Stored dataset items:
● ● ●

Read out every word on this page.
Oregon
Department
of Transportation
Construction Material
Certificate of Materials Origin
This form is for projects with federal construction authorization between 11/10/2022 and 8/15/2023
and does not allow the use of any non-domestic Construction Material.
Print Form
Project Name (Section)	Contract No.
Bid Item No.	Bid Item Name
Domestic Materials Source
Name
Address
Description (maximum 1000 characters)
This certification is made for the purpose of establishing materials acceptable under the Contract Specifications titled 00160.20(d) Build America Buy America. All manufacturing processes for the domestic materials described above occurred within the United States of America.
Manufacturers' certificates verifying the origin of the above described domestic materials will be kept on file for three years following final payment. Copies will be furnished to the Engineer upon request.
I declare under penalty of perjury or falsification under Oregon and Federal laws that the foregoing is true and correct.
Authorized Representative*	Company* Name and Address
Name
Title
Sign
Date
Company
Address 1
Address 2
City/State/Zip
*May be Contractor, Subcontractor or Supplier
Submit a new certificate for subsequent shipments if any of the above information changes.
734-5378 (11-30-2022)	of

● ● ●

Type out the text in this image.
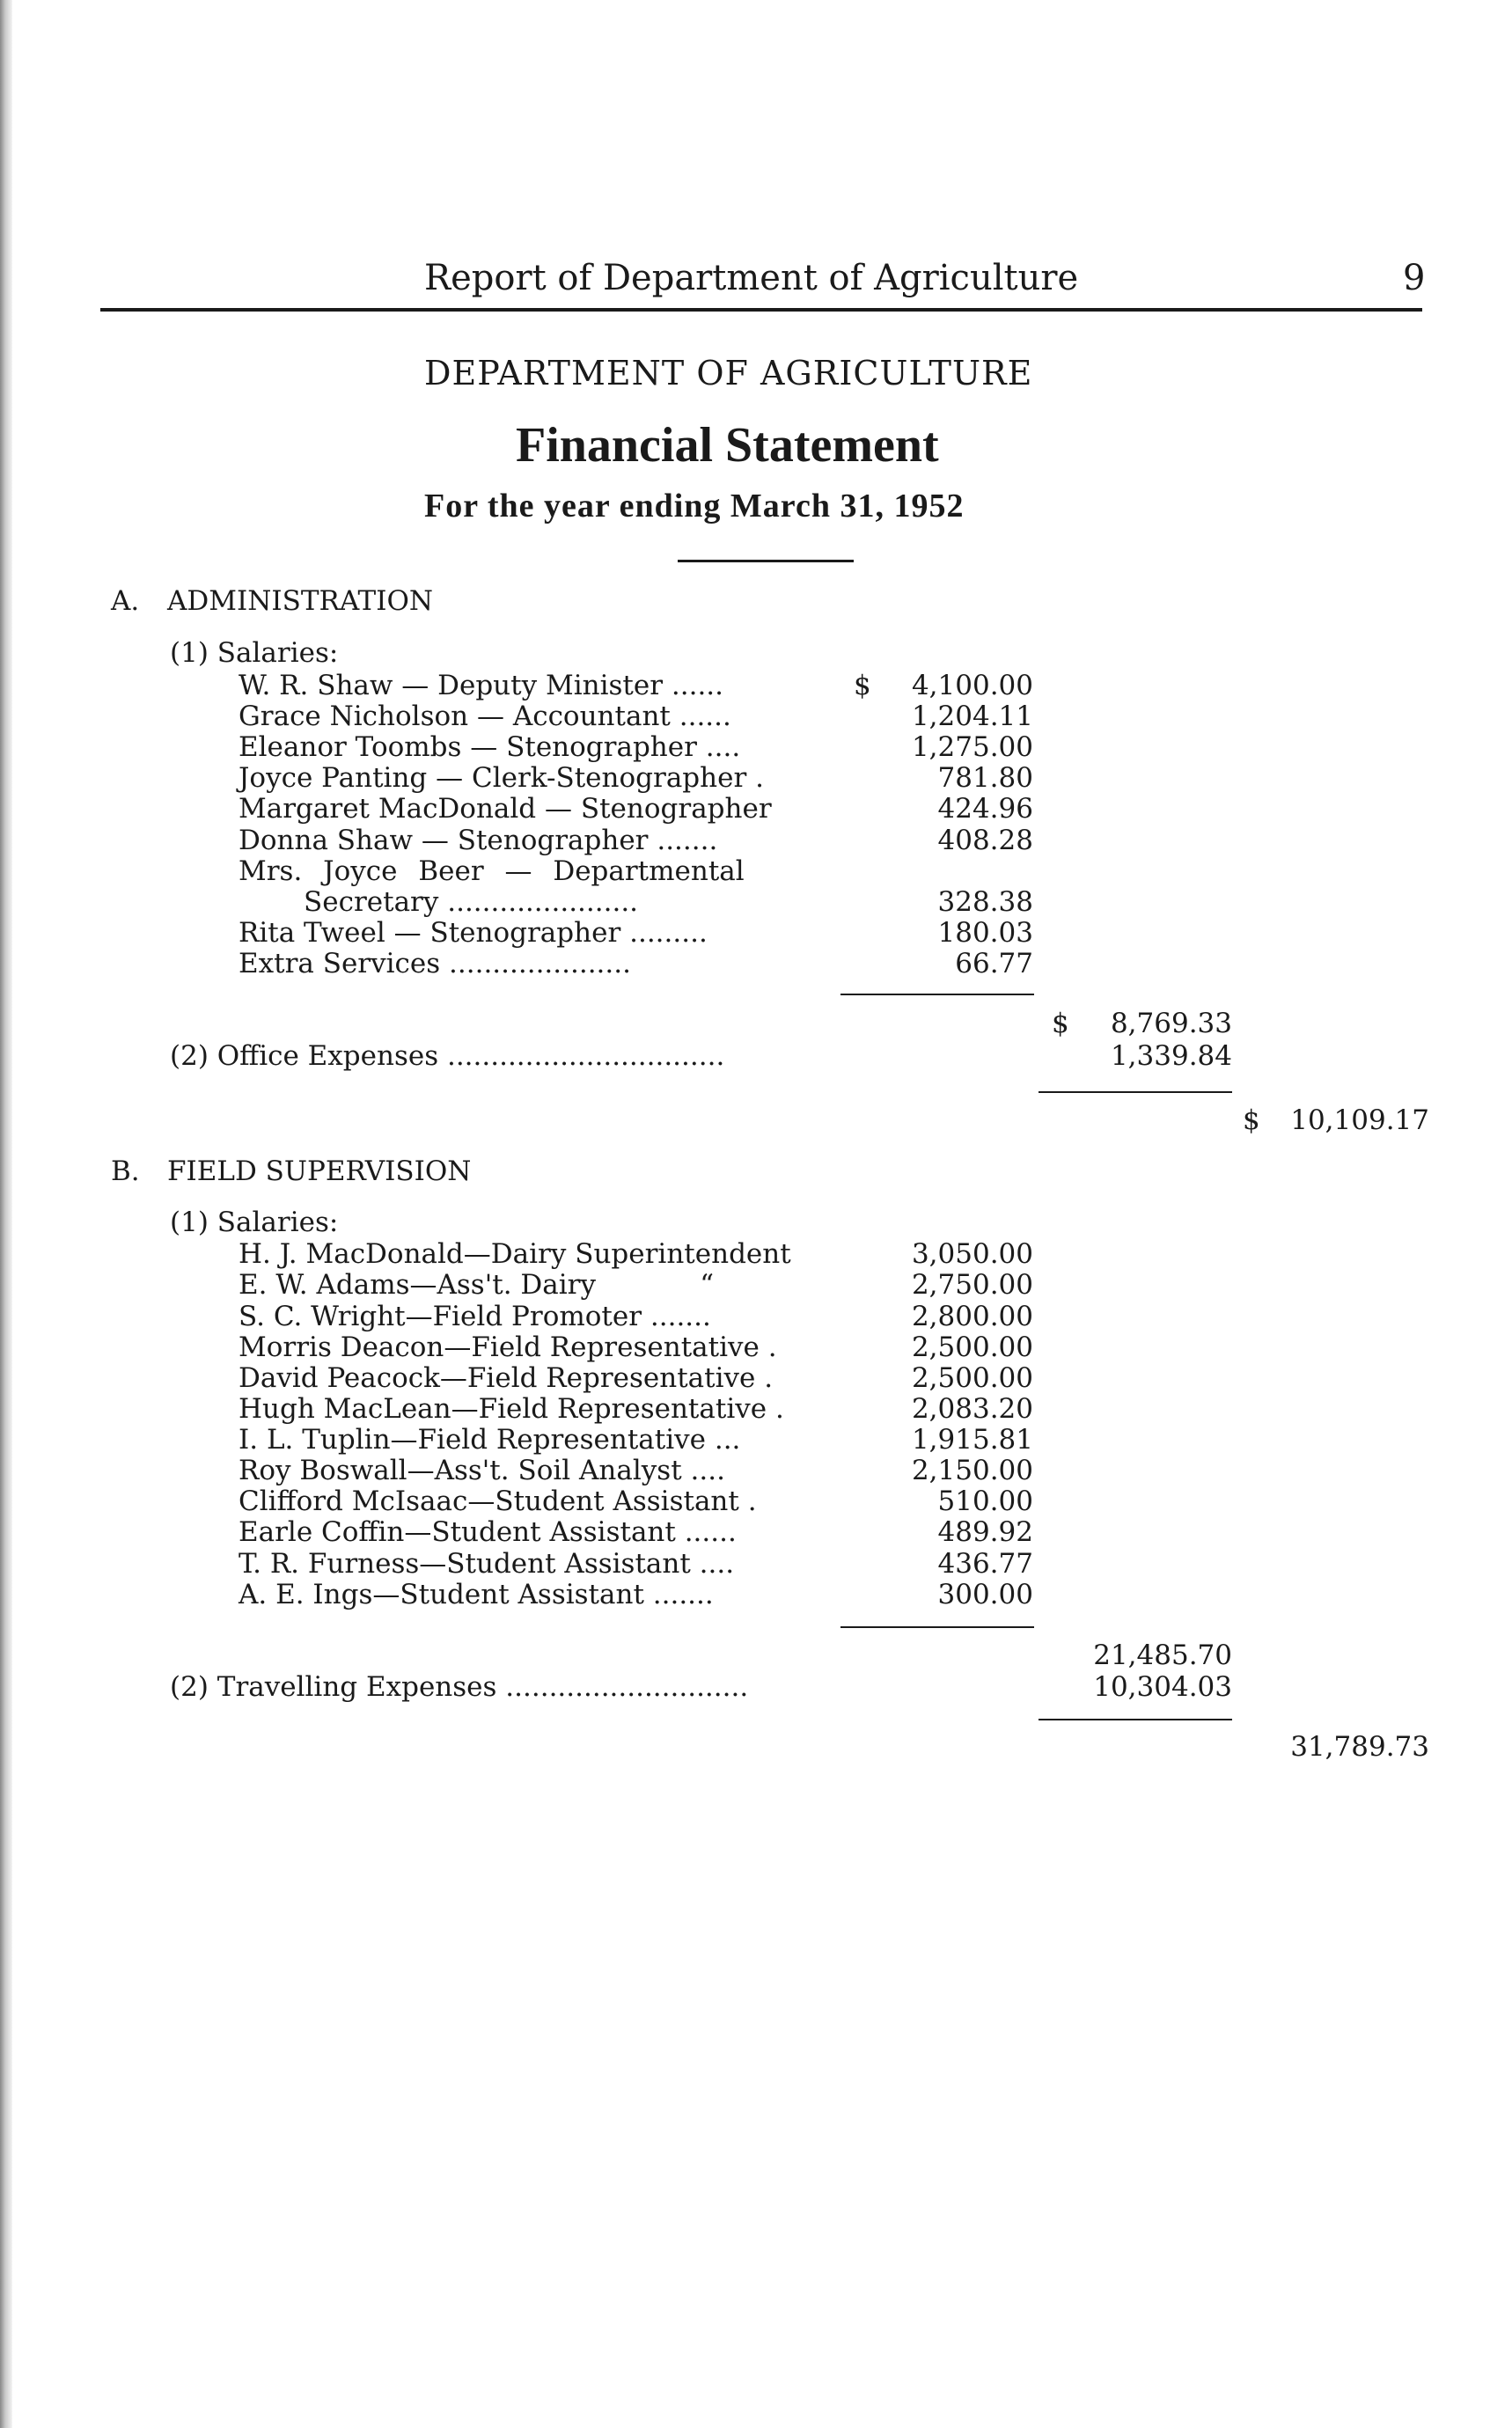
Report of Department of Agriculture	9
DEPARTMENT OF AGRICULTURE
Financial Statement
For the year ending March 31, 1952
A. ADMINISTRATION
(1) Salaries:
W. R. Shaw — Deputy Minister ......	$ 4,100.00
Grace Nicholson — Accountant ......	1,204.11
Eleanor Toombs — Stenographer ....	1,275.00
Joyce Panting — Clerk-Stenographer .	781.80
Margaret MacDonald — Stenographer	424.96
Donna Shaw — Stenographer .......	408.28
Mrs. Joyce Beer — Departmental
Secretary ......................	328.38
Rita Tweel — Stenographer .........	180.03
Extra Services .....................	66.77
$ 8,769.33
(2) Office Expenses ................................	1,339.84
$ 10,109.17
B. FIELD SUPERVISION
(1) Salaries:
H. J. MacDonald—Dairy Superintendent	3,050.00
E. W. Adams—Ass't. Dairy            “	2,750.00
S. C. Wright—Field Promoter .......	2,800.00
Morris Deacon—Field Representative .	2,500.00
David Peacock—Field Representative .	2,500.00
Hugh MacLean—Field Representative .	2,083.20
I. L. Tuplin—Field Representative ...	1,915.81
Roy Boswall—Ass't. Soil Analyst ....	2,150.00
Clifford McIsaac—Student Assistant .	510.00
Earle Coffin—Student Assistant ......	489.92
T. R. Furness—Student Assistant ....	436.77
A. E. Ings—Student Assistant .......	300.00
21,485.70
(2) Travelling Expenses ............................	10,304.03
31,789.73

● ● ●

**Task details:** Check every line of the entries above for the word "Joyce" and report how many lines contain it, giving the number only.

**Exercise answer:** 2